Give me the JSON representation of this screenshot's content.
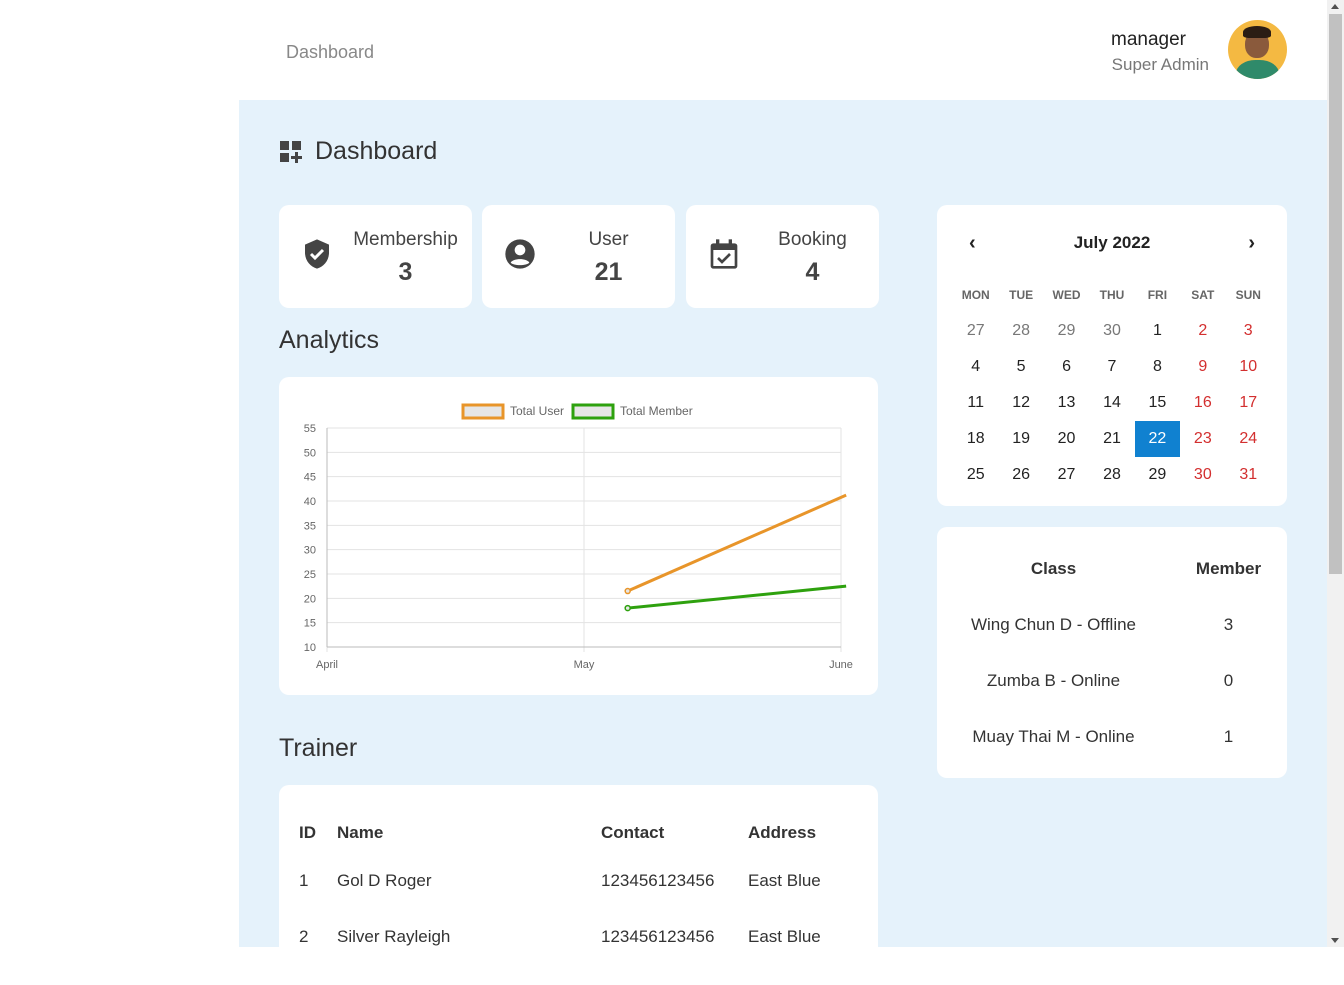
{
  "header": {
    "breadcrumb": "Dashboard",
    "user_name": "manager",
    "user_role": "Super Admin"
  },
  "page_title": "Dashboard",
  "stats": [
    {
      "label": "Membership",
      "value": "3",
      "icon": "shield-check-icon"
    },
    {
      "label": "User",
      "value": "21",
      "icon": "account-circle-icon"
    },
    {
      "label": "Booking",
      "value": "4",
      "icon": "calendar-check-icon"
    }
  ],
  "analytics": {
    "title": "Analytics"
  },
  "chart_data": {
    "type": "line",
    "x": [
      "April",
      "May",
      "June"
    ],
    "ylim": [
      10,
      55
    ],
    "yticks": [
      "55",
      "50",
      "45",
      "40",
      "35",
      "30",
      "25",
      "20",
      "15",
      "10"
    ],
    "legend_position": "top",
    "grid": true,
    "series": [
      {
        "name": "Total User",
        "color": "#e8952a",
        "points": [
          {
            "x": 1.17,
            "y": 21.5
          },
          {
            "x": 2.02,
            "y": 41.2
          }
        ]
      },
      {
        "name": "Total Member",
        "color": "#2ea10e",
        "points": [
          {
            "x": 1.17,
            "y": 18
          },
          {
            "x": 2.02,
            "y": 22.5
          }
        ]
      }
    ]
  },
  "trainer": {
    "title": "Trainer",
    "columns": [
      "ID",
      "Name",
      "Contact",
      "Address"
    ],
    "rows": [
      [
        "1",
        "Gol D Roger",
        "123456123456",
        "East Blue"
      ],
      [
        "2",
        "Silver Rayleigh",
        "123456123456",
        "East Blue"
      ]
    ]
  },
  "calendar": {
    "month_label": "July 2022",
    "prev": "‹",
    "next": "›",
    "weekdays": [
      "MON",
      "TUE",
      "WED",
      "THU",
      "FRI",
      "SAT",
      "SUN"
    ],
    "days": [
      {
        "d": "27",
        "other": true
      },
      {
        "d": "28",
        "other": true
      },
      {
        "d": "29",
        "other": true
      },
      {
        "d": "30",
        "other": true
      },
      {
        "d": "1"
      },
      {
        "d": "2",
        "weekend": true
      },
      {
        "d": "3",
        "weekend": true
      },
      {
        "d": "4"
      },
      {
        "d": "5"
      },
      {
        "d": "6"
      },
      {
        "d": "7"
      },
      {
        "d": "8"
      },
      {
        "d": "9",
        "weekend": true
      },
      {
        "d": "10",
        "weekend": true
      },
      {
        "d": "11"
      },
      {
        "d": "12"
      },
      {
        "d": "13"
      },
      {
        "d": "14"
      },
      {
        "d": "15"
      },
      {
        "d": "16",
        "weekend": true
      },
      {
        "d": "17",
        "weekend": true
      },
      {
        "d": "18"
      },
      {
        "d": "19"
      },
      {
        "d": "20"
      },
      {
        "d": "21"
      },
      {
        "d": "22",
        "selected": true
      },
      {
        "d": "23",
        "weekend": true
      },
      {
        "d": "24",
        "weekend": true
      },
      {
        "d": "25"
      },
      {
        "d": "26"
      },
      {
        "d": "27"
      },
      {
        "d": "28"
      },
      {
        "d": "29"
      },
      {
        "d": "30",
        "weekend": true
      },
      {
        "d": "31",
        "weekend": true
      }
    ]
  },
  "classes": {
    "columns": [
      "Class",
      "Member"
    ],
    "rows": [
      [
        "Wing Chun D - Offline",
        "3"
      ],
      [
        "Zumba B - Online",
        "0"
      ],
      [
        "Muay Thai M - Online",
        "1"
      ]
    ]
  },
  "colors": {
    "main_bg": "#e5f2fb",
    "selected_day": "#1081d0",
    "weekend": "#d32f2f"
  }
}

▶ WHAT THE EXERCISE ASKS:
Using the records above, output their complete text exactly, minus any images.

▶ FULL OUTPUT:
Give me the JSON representation of this screenshot's content.
{
  "header": {
    "breadcrumb": "Dashboard",
    "user_name": "manager",
    "user_role": "Super Admin"
  },
  "page_title": "Dashboard",
  "stats": [
    {
      "label": "Membership",
      "value": "3",
      "icon": "shield-check-icon"
    },
    {
      "label": "User",
      "value": "21",
      "icon": "account-circle-icon"
    },
    {
      "label": "Booking",
      "value": "4",
      "icon": "calendar-check-icon"
    }
  ],
  "analytics": {
    "title": "Analytics"
  },
  "chart_data": {
    "type": "line",
    "x": [
      "April",
      "May",
      "June"
    ],
    "ylim": [
      10,
      55
    ],
    "yticks": [
      "55",
      "50",
      "45",
      "40",
      "35",
      "30",
      "25",
      "20",
      "15",
      "10"
    ],
    "legend_position": "top",
    "grid": true,
    "series": [
      {
        "name": "Total User",
        "color": "#e8952a",
        "points": [
          {
            "x": 1.17,
            "y": 21.5
          },
          {
            "x": 2.02,
            "y": 41.2
          }
        ]
      },
      {
        "name": "Total Member",
        "color": "#2ea10e",
        "points": [
          {
            "x": 1.17,
            "y": 18
          },
          {
            "x": 2.02,
            "y": 22.5
          }
        ]
      }
    ]
  },
  "trainer": {
    "title": "Trainer",
    "columns": [
      "ID",
      "Name",
      "Contact",
      "Address"
    ],
    "rows": [
      [
        "1",
        "Gol D Roger",
        "123456123456",
        "East Blue"
      ],
      [
        "2",
        "Silver Rayleigh",
        "123456123456",
        "East Blue"
      ]
    ]
  },
  "calendar": {
    "month_label": "July 2022",
    "prev": "‹",
    "next": "›",
    "weekdays": [
      "MON",
      "TUE",
      "WED",
      "THU",
      "FRI",
      "SAT",
      "SUN"
    ],
    "days": [
      {
        "d": "27",
        "other": true
      },
      {
        "d": "28",
        "other": true
      },
      {
        "d": "29",
        "other": true
      },
      {
        "d": "30",
        "other": true
      },
      {
        "d": "1"
      },
      {
        "d": "2",
        "weekend": true
      },
      {
        "d": "3",
        "weekend": true
      },
      {
        "d": "4"
      },
      {
        "d": "5"
      },
      {
        "d": "6"
      },
      {
        "d": "7"
      },
      {
        "d": "8"
      },
      {
        "d": "9",
        "weekend": true
      },
      {
        "d": "10",
        "weekend": true
      },
      {
        "d": "11"
      },
      {
        "d": "12"
      },
      {
        "d": "13"
      },
      {
        "d": "14"
      },
      {
        "d": "15"
      },
      {
        "d": "16",
        "weekend": true
      },
      {
        "d": "17",
        "weekend": true
      },
      {
        "d": "18"
      },
      {
        "d": "19"
      },
      {
        "d": "20"
      },
      {
        "d": "21"
      },
      {
        "d": "22",
        "selected": true
      },
      {
        "d": "23",
        "weekend": true
      },
      {
        "d": "24",
        "weekend": true
      },
      {
        "d": "25"
      },
      {
        "d": "26"
      },
      {
        "d": "27"
      },
      {
        "d": "28"
      },
      {
        "d": "29"
      },
      {
        "d": "30",
        "weekend": true
      },
      {
        "d": "31",
        "weekend": true
      }
    ]
  },
  "classes": {
    "columns": [
      "Class",
      "Member"
    ],
    "rows": [
      [
        "Wing Chun D - Offline",
        "3"
      ],
      [
        "Zumba B - Online",
        "0"
      ],
      [
        "Muay Thai M - Online",
        "1"
      ]
    ]
  },
  "colors": {
    "main_bg": "#e5f2fb",
    "selected_day": "#1081d0",
    "weekend": "#d32f2f"
  }
}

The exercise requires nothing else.